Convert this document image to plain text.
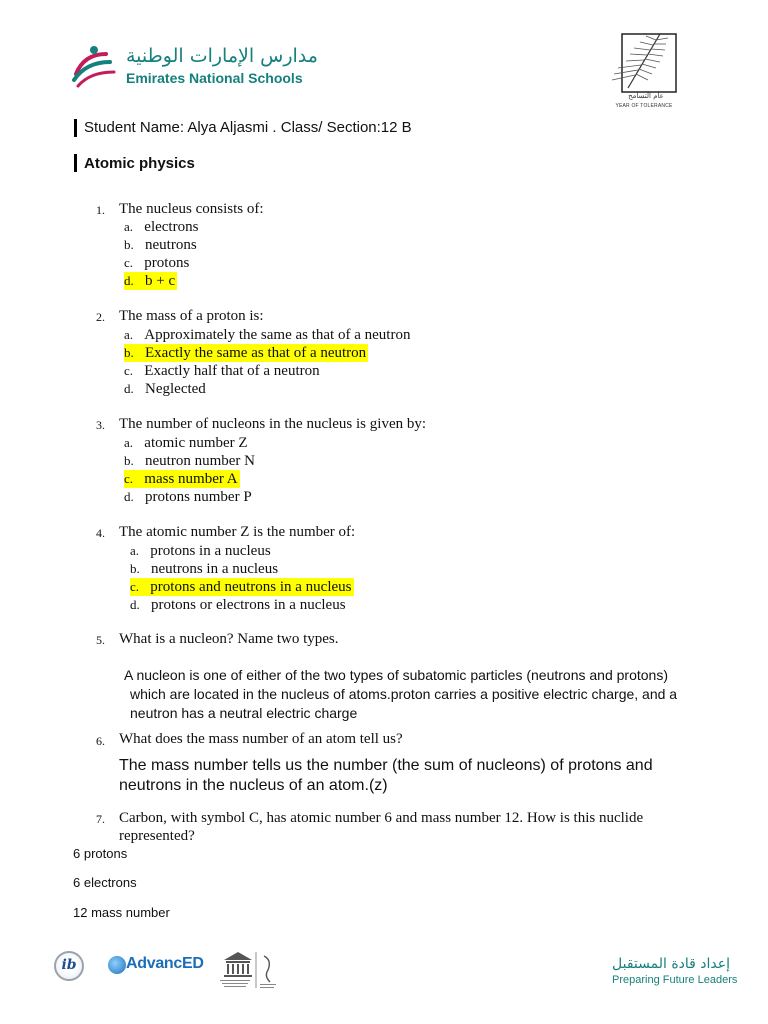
مدارس الإمارات الوطنية
Emirates National Schools
عام التسامح
YEAR OF TOLERANCE
Student Name: Alya Aljasmi . Class/ Section:12 B
Atomic physics
1. The nucleus consists of:
a. electrons
b. neutrons
c. protons
d. b + c
2. The mass of a proton is:
a. Approximately the same as that of a neutron
b. Exactly the same as that of a neutron
c. Exactly half that of a neutron
d. Neglected
3. The number of nucleons in the nucleus is given by:
a. atomic number Z
b. neutron number N
c. mass number A
d. protons number P
4. The atomic number Z is the number of:
a. protons in a nucleus
b. neutrons in a nucleus
c. protons and neutrons in a nucleus
d. protons or electrons in a nucleus
5. What is a nucleon? Name two types.
A nucleon is one of either of the two types of subatomic particles (neutrons and protons)
which are located in the nucleus of atoms.proton carries a positive electric charge, and a
neutron has a neutral electric charge
6. What does the mass number of an atom tell us?
The mass number tells us the number (the sum of nucleons) of protons and
neutrons in the nucleus of an atom.(z)
7. Carbon, with symbol C, has atomic number 6 and mass number 12. How is this nuclide
represented?
6 protons
6 electrons
12 mass number
ib	AdvancED	إعداد قادة المستقبل
Preparing Future Leaders
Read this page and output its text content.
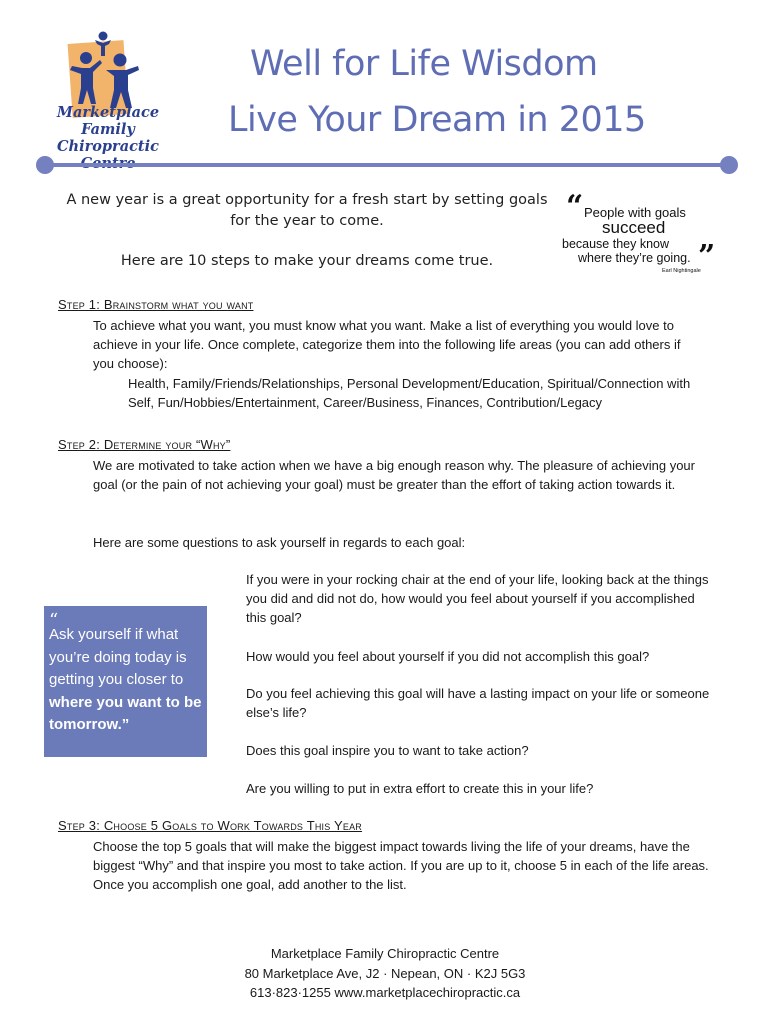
Marketplace Family
Chiropractic
Well for Life Wisdom
Live Your Dream in 2015
A new year is a great opportunity for a fresh start by setting goals for the year to come.
Here are 10 steps to make your dreams come true.
“ People with goals
succeed
because they know
where they’re going. ”
Earl Nightingale
Step 1: Brainstorm what you want
To achieve what you want, you must know what you want. Make a list of everything you would love to achieve in your life. Once complete, categorize them into the following life areas (you can add others if you choose):
Health, Family/Friends/Relationships, Personal Development/Education, Spiritual/Connection with Self, Fun/Hobbies/Entertainment, Career/Business, Finances, Contribution/Legacy
Step 2: Determine your “Why”
We are motivated to take action when we have a big enough reason why. The pleasure of achieving your goal (or the pain of not achieving your goal) must be greater than the effort of taking action towards it.
Here are some questions to ask yourself in regards to each goal:
If you were in your rocking chair at the end of your life, looking back at the things you did and did not do, how would you feel about yourself if you accomplished this goal?
How would you feel about yourself if you did not accomplish this goal?
Do you feel achieving this goal will have a lasting impact on your life or someone else’s life?
Does this goal inspire you to want to take action?
Are you willing to put in extra effort to create this in your life?
“
Ask yourself if what you’re doing today is getting you closer to where you want to be tomorrow.”
Step 3: Choose 5 Goals to Work Towards This Year
Choose the top 5 goals that will make the biggest impact towards living the life of your dreams, have the biggest “Why” and that inspire you most to take action. If you are up to it, choose 5 in each of the life areas. Once you accomplish one goal, add another to the list.
Marketplace Family Chiropractic Centre
80 Marketplace Ave, J2 · Nepean, ON · K2J 5G3
613·823·1255 www.marketplacechiropractic.ca
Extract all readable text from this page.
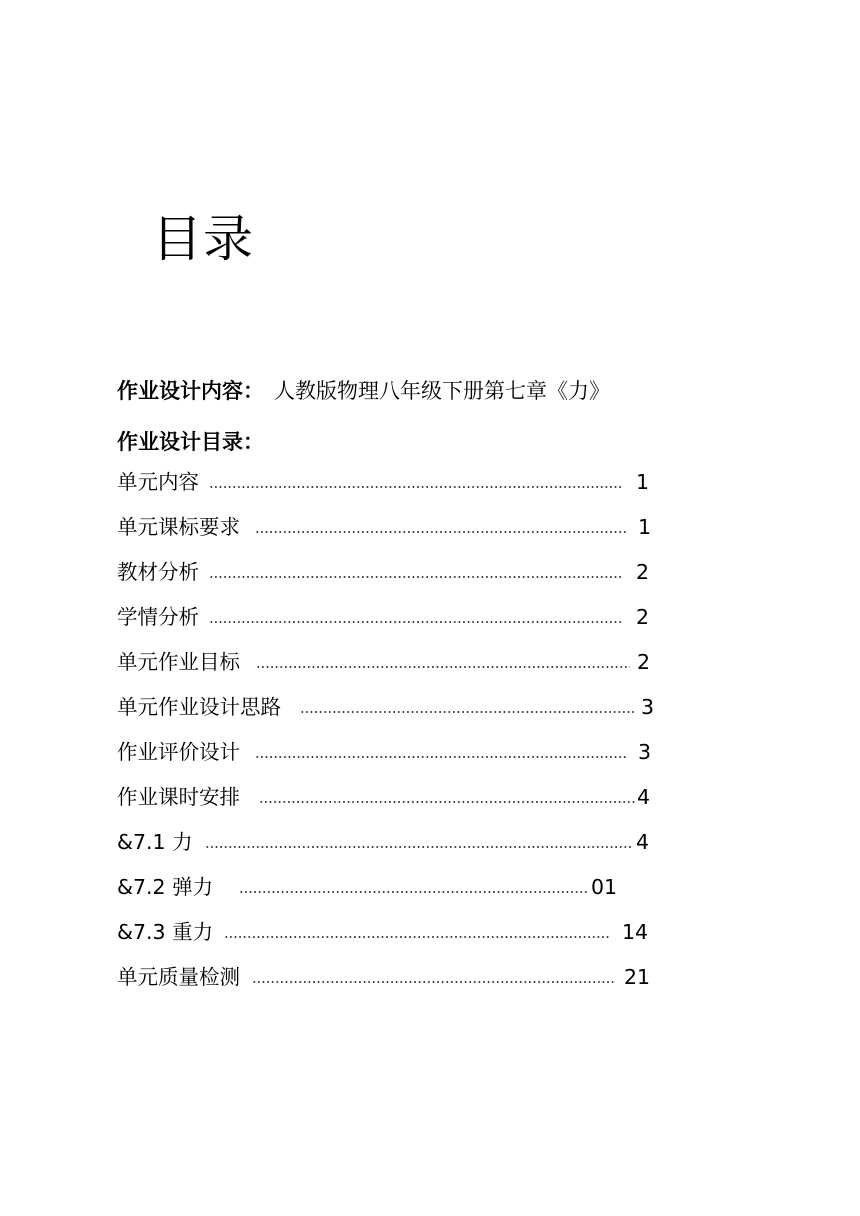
目录
作业设计内容： 人教版物理八年级下册第七章《力》
作业设计目录：
单元内容	1
单元课标要求	1
教材分析	2
学情分析	2
单元作业目标	2
单元作业设计思路	3
作业评价设计	3
作业课时安排	4
&7.1 力	4
&7.2 弹力	01
&7.3 重力	14
单元质量检测	21
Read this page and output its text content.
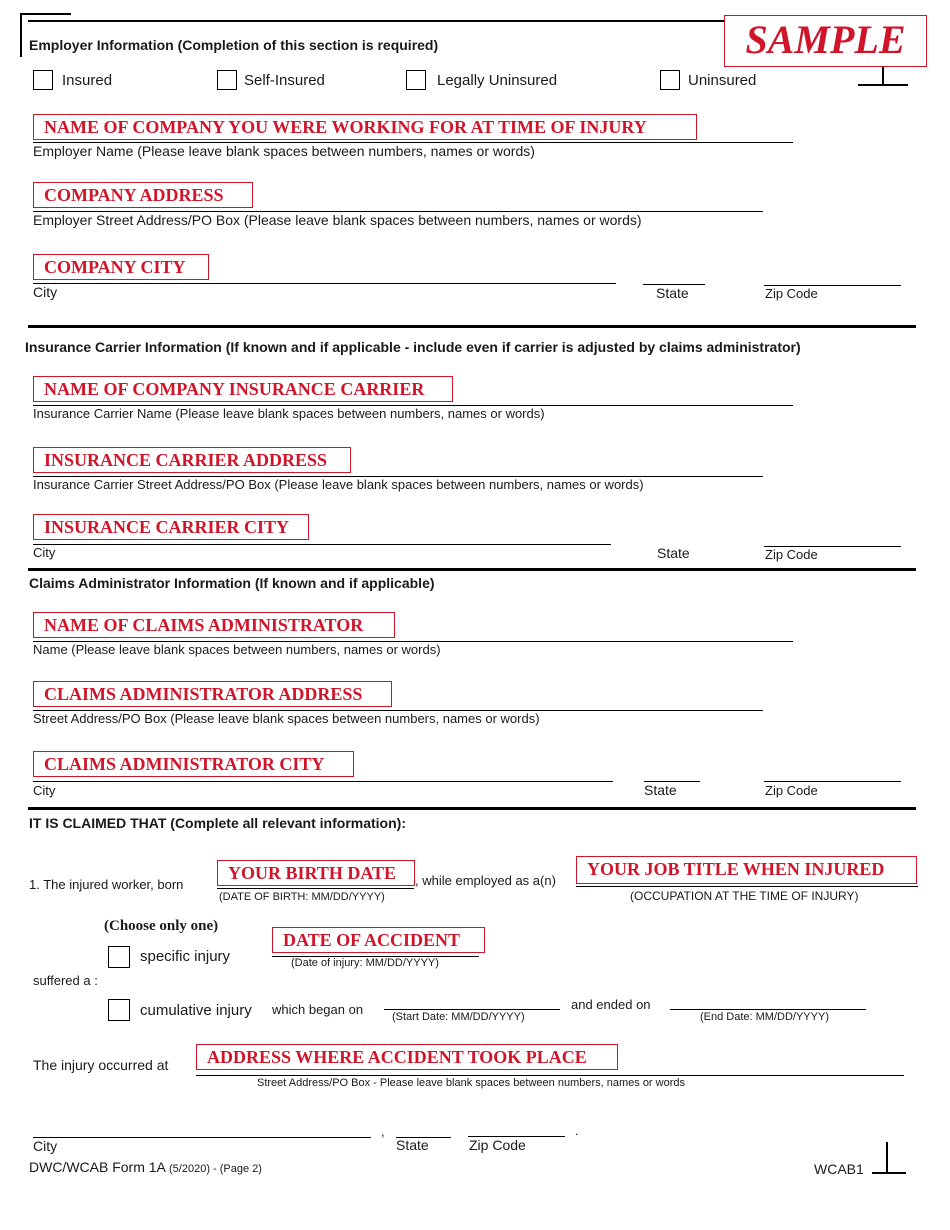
SAMPLE
Employer Information (Completion of this section is required)
Insured	Self-Insured	Legally Uninsured	Uninsured
NAME OF COMPANY YOU WERE WORKING FOR AT TIME OF INJURY
Employer Name (Please leave blank spaces between numbers, names or words)
COMPANY ADDRESS
Employer Street Address/PO Box (Please leave blank spaces between numbers, names or words)
COMPANY CITY
City	State	Zip Code
Insurance Carrier Information (If known and if applicable - include even if carrier is adjusted by claims administrator)
NAME OF COMPANY INSURANCE CARRIER
Insurance Carrier Name (Please leave blank spaces between numbers, names or words)
INSURANCE CARRIER ADDRESS
Insurance Carrier Street Address/PO Box (Please leave blank spaces between numbers, names or words)
INSURANCE CARRIER CITY
City	State	Zip Code
Claims Administrator Information (If known and if applicable)
NAME OF CLAIMS ADMINISTRATOR
Name (Please leave blank spaces between numbers, names or words)
CLAIMS ADMINISTRATOR ADDRESS
Street Address/PO Box (Please leave blank spaces between numbers, names or words)
CLAIMS ADMINISTRATOR CITY
City	State	Zip Code
IT IS CLAIMED THAT (Complete all relevant information):
1. The injured worker, born
YOUR BIRTH DATE
(DATE OF BIRTH: MM/DD/YYYY)
, while employed as a(n)
YOUR JOB TITLE WHEN INJURED
(OCCUPATION AT THE TIME OF INJURY)
(Choose only one)
specific injury
DATE OF ACCIDENT
(Date of injury: MM/DD/YYYY)
suffered a :
cumulative injury which began on	(Start Date: MM/DD/YYYY)
and ended on
(End Date: MM/DD/YYYY)
The injury occurred at	ADDRESS WHERE ACCIDENT TOOK PLACE
Street Address/PO Box - Please leave blank spaces between numbers, names or words
City
,
State	Zip Code
.
DWC/WCAB Form 1A (5/2020) - (Page 2)	WCAB1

EXERCISE GOAL: Pictures don't belong in the copy. Transcribe every record exactly as it appears.

FINAL RESULT:
Convert this document image to plain text.
مدارس الإمارات الوطنية
Emirates National Schools
عام التسامح
YEAR OF TOLERANCE
Student Name: Alya Aljasmi . Class/ Section:12 B
Atomic physics
1. The nucleus consists of:
a. electrons
b. neutrons
c. protons
d. b + c
2. The mass of a proton is:
a. Approximately the same as that of a neutron
b. Exactly the same as that of a neutron
c. Exactly half that of a neutron
d. Neglected
3. The number of nucleons in the nucleus is given by:
a. atomic number Z
b. neutron number N
c. mass number A
d. protons number P
4. The atomic number Z is the number of:
a. protons in a nucleus
b. neutrons in a nucleus
c. protons and neutrons in a nucleus
d. protons or electrons in a nucleus
5. What is a nucleon? Name two types.
A nucleon is one of either of the two types of subatomic particles (neutrons and protons)
which are located in the nucleus of atoms.proton carries a positive electric charge, and a
neutron has a neutral electric charge
6. What does the mass number of an atom tell us?
The mass number tells us the number (the sum of nucleons) of protons and
neutrons in the nucleus of an atom.(z)
7. Carbon, with symbol C, has atomic number 6 and mass number 12. How is this nuclide
represented?
6 protons
6 electrons
12 mass number
ib	AdvancED	إعداد قادة المستقبل
Preparing Future Leaders
Read this page and output its text content.
Marketplace Family
Chiropractic
Well for Life Wisdom
Live Your Dream in 2015
A new year is a great opportunity for a fresh start by setting goals for the year to come.
Here are 10 steps to make your dreams come true.
“ People with goals
succeed
because they know
where they’re going. ”
Earl Nightingale
Step 1: Brainstorm what you want
To achieve what you want, you must know what you want. Make a list of everything you would love to achieve in your life. Once complete, categorize them into the following life areas (you can add others if you choose):
Health, Family/Friends/Relationships, Personal Development/Education, Spiritual/Connection with Self, Fun/Hobbies/Entertainment, Career/Business, Finances, Contribution/Legacy
Step 2: Determine your “Why”
We are motivated to take action when we have a big enough reason why. The pleasure of achieving your goal (or the pain of not achieving your goal) must be greater than the effort of taking action towards it.
Here are some questions to ask yourself in regards to each goal:
If you were in your rocking chair at the end of your life, looking back at the things you did and did not do, how would you feel about yourself if you accomplished this goal?
How would you feel about yourself if you did not accomplish this goal?
Do you feel achieving this goal will have a lasting impact on your life or someone else’s life?
Does this goal inspire you to want to take action?
Are you willing to put in extra effort to create this in your life?
“
Ask yourself if what you’re doing today is getting you closer to where you want to be tomorrow.”
Step 3: Choose 5 Goals to Work Towards This Year
Choose the top 5 goals that will make the biggest impact towards living the life of your dreams, have the biggest “Why” and that inspire you most to take action. If you are up to it, choose 5 in each of the life areas. Once you accomplish one goal, add another to the list.
Marketplace Family Chiropractic Centre
80 Marketplace Ave, J2 · Nepean, ON · K2J 5G3
613·823·1255 www.marketplacechiropractic.ca
Extract all readable text from this page.
目录
作业设计内容： 人教版物理八年级下册第七章《力》
作业设计目录：
单元内容	1
单元课标要求	1
教材分析	2
学情分析	2
单元作业目标	2
单元作业设计思路	3
作业评价设计	3
作业课时安排	4
&7.1 力	4
&7.2 弹力	01
&7.3 重力	14
单元质量检测	21
Read this page and output its text content.
SAMPLE
Employer Information (Completion of this section is required)
Insured	Self-Insured	Legally Uninsured	Uninsured
NAME OF COMPANY YOU WERE WORKING FOR AT TIME OF INJURY
Employer Name (Please leave blank spaces between numbers, names or words)
COMPANY ADDRESS
Employer Street Address/PO Box (Please leave blank spaces between numbers, names or words)
COMPANY CITY
City	State	Zip Code
Insurance Carrier Information (If known and if applicable - include even if carrier is adjusted by claims administrator)
NAME OF COMPANY INSURANCE CARRIER
Insurance Carrier Name (Please leave blank spaces between numbers, names or words)
INSURANCE CARRIER ADDRESS
Insurance Carrier Street Address/PO Box (Please leave blank spaces between numbers, names or words)
INSURANCE CARRIER CITY
City	State	Zip Code
Claims Administrator Information (If known and if applicable)
NAME OF CLAIMS ADMINISTRATOR
Name (Please leave blank spaces between numbers, names or words)
CLAIMS ADMINISTRATOR ADDRESS
Street Address/PO Box (Please leave blank spaces between numbers, names or words)
CLAIMS ADMINISTRATOR CITY
City	State	Zip Code
IT IS CLAIMED THAT (Complete all relevant information):
1. The injured worker, born
YOUR BIRTH DATE
(DATE OF BIRTH: MM/DD/YYYY)
, while employed as a(n)
YOUR JOB TITLE WHEN INJURED
(OCCUPATION AT THE TIME OF INJURY)
(Choose only one)
specific injury
DATE OF ACCIDENT
(Date of injury: MM/DD/YYYY)
suffered a :
cumulative injury which began on	(Start Date: MM/DD/YYYY)
and ended on
(End Date: MM/DD/YYYY)
The injury occurred at	ADDRESS WHERE ACCIDENT TOOK PLACE
Street Address/PO Box - Please leave blank spaces between numbers, names or words
City
,
State	Zip Code
.
DWC/WCAB Form 1A (5/2020) - (Page 2)	WCAB1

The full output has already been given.